TASK DIRECTIONS: Pick out each line in these entries that contains the string "Fold".

RECORDS SHOWN:
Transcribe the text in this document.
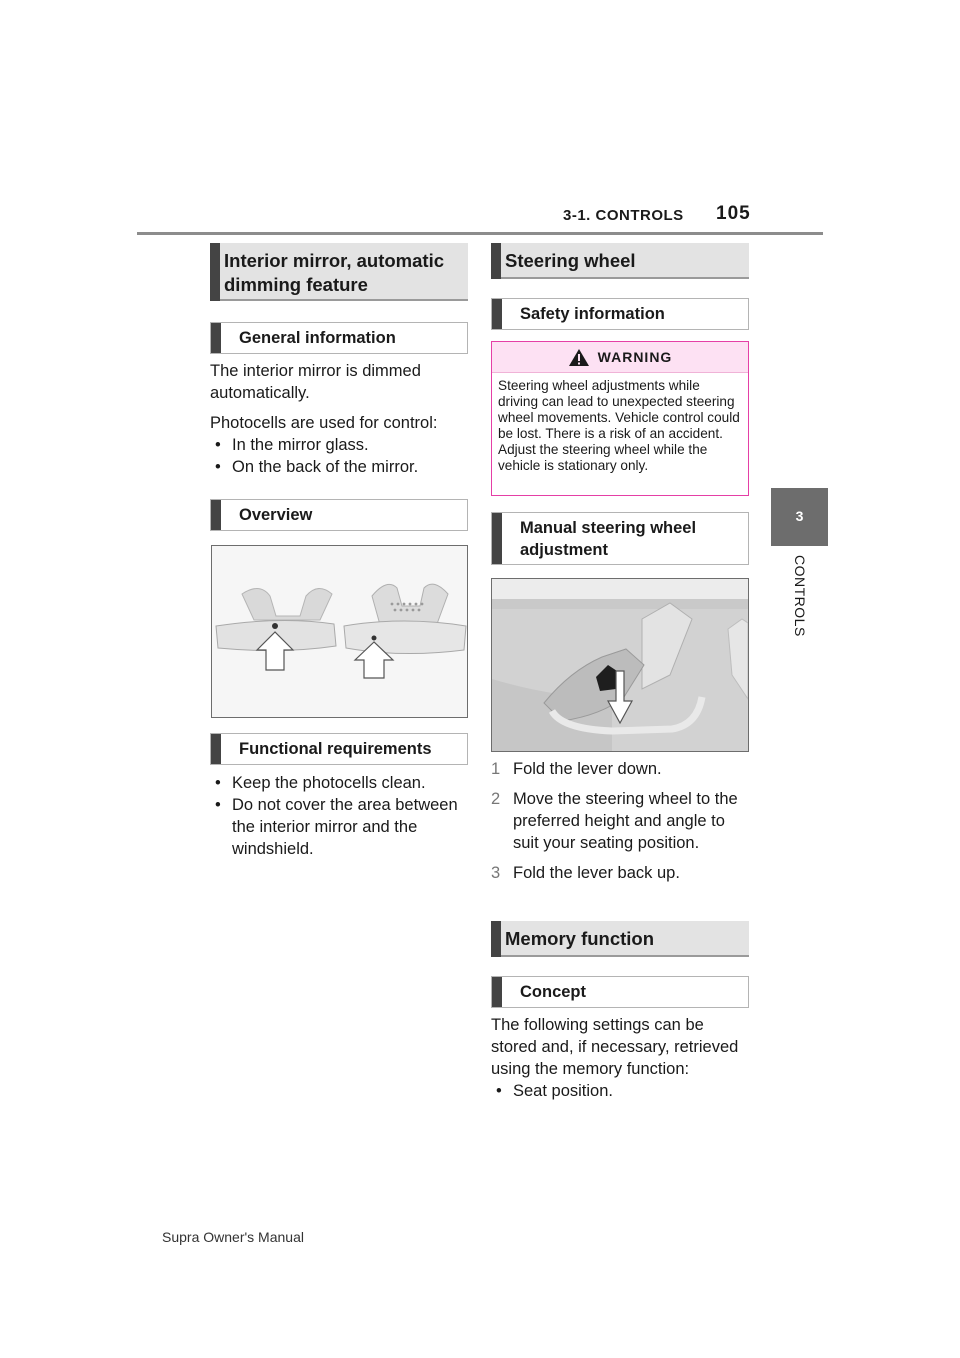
3-1. CONTROLS 105
3
CONTROLS
Interior mirror, automatic dimming feature
General information

The interior mirror is dimmed automatically.

Photocells are used for control:

• In the mirror glass.

• On the back of the mirror.

Overview
Functional requirements

• Keep the photocells clean.

• Do not cover the area between the interior mirror and the windshield.

Steering wheel
Safety information
WARNING
Steering wheel adjustments while driving can lead to unexpected steering wheel movements. Vehicle control could be lost. There is a risk of an accident. Adjust the steering wheel while the vehicle is stationary only.
Manual steering wheel adjustment
1 Fold the lever down.
2 Move the steering wheel to the preferred height and angle to suit your seating position.
3 Fold the lever back up.
Memory function
Concept

The following settings can be stored and, if necessary, retrieved using the memory function:

• Seat position.

Supra Owner's Manual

PROBLEM SOLUTION:
1 Fold the lever down.
3 Fold the lever back up.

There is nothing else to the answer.